> **Exercise requirements**: Here are some entries; quote each one exactly.

> **Records provided**:

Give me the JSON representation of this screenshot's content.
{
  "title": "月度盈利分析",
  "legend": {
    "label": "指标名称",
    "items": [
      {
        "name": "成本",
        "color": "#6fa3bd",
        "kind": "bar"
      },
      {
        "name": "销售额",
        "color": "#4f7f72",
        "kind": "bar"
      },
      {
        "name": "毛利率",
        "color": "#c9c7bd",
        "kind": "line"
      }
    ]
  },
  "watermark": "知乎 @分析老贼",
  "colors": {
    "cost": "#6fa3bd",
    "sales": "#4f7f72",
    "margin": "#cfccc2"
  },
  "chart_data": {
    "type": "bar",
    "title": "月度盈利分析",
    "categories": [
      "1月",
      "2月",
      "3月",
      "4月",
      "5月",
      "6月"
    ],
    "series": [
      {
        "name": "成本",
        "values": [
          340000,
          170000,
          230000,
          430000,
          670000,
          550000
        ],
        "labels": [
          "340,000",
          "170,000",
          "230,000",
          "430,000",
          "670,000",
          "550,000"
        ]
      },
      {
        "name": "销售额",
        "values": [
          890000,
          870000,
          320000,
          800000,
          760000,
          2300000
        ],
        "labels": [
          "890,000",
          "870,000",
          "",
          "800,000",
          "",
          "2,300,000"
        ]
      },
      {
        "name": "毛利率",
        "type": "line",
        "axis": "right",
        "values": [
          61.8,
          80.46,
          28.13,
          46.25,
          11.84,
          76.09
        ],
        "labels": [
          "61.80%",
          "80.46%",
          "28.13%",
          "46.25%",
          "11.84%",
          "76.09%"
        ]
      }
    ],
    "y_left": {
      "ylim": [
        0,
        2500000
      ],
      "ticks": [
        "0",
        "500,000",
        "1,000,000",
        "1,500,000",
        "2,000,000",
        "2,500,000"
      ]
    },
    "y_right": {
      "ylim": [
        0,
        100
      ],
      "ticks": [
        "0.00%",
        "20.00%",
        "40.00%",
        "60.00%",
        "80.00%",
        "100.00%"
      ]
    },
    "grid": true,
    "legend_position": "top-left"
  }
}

> **Reply**:
Give me the JSON representation of this screenshot's content.
{
  "title": "月度盈利分析",
  "legend": {
    "label": "指标名称",
    "items": [
      {
        "name": "成本",
        "color": "#6fa3bd",
        "kind": "bar"
      },
      {
        "name": "销售额",
        "color": "#4f7f72",
        "kind": "bar"
      },
      {
        "name": "毛利率",
        "color": "#c9c7bd",
        "kind": "line"
      }
    ]
  },
  "watermark": "知乎 @分析老贼",
  "colors": {
    "cost": "#6fa3bd",
    "sales": "#4f7f72",
    "margin": "#cfccc2"
  },
  "chart_data": {
    "type": "bar",
    "title": "月度盈利分析",
    "categories": [
      "1月",
      "2月",
      "3月",
      "4月",
      "5月",
      "6月"
    ],
    "series": [
      {
        "name": "成本",
        "values": [
          340000,
          170000,
          230000,
          430000,
          670000,
          550000
        ],
        "labels": [
          "340,000",
          "170,000",
          "230,000",
          "430,000",
          "670,000",
          "550,000"
        ]
      },
      {
        "name": "销售额",
        "values": [
          890000,
          870000,
          320000,
          800000,
          760000,
          2300000
        ],
        "labels": [
          "890,000",
          "870,000",
          "",
          "800,000",
          "",
          "2,300,000"
        ]
      },
      {
        "name": "毛利率",
        "type": "line",
        "axis": "right",
        "values": [
          61.8,
          80.46,
          28.13,
          46.25,
          11.84,
          76.09
        ],
        "labels": [
          "61.80%",
          "80.46%",
          "28.13%",
          "46.25%",
          "11.84%",
          "76.09%"
        ]
      }
    ],
    "y_left": {
      "ylim": [
        0,
        2500000
      ],
      "ticks": [
        "0",
        "500,000",
        "1,000,000",
        "1,500,000",
        "2,000,000",
        "2,500,000"
      ]
    },
    "y_right": {
      "ylim": [
        0,
        100
      ],
      "ticks": [
        "0.00%",
        "20.00%",
        "40.00%",
        "60.00%",
        "80.00%",
        "100.00%"
      ]
    },
    "grid": true,
    "legend_position": "top-left"
  }
}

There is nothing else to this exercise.